═════ Listed entries ═════

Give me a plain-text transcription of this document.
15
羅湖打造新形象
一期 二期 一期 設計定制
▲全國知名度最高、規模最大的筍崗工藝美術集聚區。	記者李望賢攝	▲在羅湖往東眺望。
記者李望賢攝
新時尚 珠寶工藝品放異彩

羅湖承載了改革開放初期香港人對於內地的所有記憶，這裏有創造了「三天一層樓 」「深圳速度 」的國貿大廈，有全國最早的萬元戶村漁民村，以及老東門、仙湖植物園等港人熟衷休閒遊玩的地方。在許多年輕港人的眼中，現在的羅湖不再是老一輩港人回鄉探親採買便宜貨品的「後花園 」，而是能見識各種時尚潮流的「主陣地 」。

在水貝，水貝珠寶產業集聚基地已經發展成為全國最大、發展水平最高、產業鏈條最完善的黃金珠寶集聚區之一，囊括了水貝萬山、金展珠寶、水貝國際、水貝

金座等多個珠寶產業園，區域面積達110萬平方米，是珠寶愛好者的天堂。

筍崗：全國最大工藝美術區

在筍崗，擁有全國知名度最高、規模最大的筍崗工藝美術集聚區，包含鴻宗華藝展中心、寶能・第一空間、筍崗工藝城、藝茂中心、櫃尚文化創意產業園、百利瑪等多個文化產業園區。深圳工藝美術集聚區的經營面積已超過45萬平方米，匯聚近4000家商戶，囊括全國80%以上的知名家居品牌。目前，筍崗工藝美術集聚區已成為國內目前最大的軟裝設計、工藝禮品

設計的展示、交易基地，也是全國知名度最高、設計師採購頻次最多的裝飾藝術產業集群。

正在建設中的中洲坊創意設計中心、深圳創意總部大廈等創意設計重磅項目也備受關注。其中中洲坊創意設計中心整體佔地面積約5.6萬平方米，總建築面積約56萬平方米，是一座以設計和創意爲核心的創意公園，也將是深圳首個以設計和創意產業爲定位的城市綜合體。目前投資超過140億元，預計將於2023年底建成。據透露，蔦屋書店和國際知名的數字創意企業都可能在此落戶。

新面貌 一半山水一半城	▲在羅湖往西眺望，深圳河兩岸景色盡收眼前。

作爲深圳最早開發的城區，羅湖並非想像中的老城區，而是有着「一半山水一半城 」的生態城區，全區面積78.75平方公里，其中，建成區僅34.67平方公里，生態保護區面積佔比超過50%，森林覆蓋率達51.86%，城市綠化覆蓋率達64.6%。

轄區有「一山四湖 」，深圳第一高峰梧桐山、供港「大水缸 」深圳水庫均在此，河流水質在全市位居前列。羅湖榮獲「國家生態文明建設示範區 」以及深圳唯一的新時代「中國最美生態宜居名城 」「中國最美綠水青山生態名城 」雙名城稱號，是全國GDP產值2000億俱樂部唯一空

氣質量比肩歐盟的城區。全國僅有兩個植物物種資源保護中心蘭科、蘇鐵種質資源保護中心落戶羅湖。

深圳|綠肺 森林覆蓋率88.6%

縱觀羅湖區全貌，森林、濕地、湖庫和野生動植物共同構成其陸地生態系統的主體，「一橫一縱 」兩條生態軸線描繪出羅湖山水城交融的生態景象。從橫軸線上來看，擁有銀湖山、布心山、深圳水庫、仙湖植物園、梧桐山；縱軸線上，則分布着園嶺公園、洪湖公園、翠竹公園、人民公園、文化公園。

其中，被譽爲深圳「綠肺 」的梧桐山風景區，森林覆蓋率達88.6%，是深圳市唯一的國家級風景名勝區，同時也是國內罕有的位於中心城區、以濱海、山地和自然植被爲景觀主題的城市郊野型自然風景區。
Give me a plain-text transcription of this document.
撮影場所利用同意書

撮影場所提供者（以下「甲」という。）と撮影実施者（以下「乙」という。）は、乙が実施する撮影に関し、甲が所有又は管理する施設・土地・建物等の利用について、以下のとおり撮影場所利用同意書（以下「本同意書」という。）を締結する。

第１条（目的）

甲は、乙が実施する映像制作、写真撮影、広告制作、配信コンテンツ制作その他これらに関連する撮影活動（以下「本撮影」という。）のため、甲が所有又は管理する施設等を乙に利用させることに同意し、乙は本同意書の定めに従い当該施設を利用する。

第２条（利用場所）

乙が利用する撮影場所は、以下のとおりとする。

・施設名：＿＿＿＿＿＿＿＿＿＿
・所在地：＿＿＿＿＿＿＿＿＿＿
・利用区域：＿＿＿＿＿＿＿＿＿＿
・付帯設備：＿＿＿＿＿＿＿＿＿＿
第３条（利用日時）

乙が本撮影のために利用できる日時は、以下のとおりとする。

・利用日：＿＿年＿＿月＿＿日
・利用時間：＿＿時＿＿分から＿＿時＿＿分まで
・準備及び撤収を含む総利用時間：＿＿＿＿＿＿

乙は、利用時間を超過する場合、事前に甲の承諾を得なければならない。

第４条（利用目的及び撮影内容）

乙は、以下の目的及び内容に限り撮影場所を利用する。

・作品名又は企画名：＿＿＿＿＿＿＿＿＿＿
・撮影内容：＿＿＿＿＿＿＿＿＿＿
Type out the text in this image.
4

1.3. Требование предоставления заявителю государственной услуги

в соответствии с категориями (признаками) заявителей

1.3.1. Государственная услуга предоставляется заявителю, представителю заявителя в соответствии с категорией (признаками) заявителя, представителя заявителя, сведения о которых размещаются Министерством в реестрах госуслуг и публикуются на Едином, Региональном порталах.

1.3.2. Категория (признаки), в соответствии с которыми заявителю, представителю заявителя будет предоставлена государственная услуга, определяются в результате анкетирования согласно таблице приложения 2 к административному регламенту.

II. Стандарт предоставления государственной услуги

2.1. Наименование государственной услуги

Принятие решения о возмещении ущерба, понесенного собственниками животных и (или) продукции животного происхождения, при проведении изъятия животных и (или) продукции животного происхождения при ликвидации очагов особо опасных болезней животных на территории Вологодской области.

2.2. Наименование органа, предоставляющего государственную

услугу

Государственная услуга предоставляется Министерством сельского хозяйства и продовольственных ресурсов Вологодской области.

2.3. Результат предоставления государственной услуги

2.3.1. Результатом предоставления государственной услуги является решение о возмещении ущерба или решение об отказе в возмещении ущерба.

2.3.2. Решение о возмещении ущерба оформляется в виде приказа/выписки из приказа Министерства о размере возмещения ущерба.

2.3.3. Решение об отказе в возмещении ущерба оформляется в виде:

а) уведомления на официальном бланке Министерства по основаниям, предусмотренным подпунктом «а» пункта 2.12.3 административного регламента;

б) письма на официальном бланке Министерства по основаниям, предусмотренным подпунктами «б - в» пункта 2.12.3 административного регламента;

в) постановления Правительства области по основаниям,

═════

Return all lines containing "основаниям".

а) уведомления на официальном бланке Министерства по основаниям, предусмотренным подпунктом «а» пункта 2.12.3 административного регламента;
б) письма на официальном бланке Министерства по основаниям, предусмотренным подпунктами «б - в» пункта 2.12.3 административного регламента;
в) постановления Правительства области по основаниям,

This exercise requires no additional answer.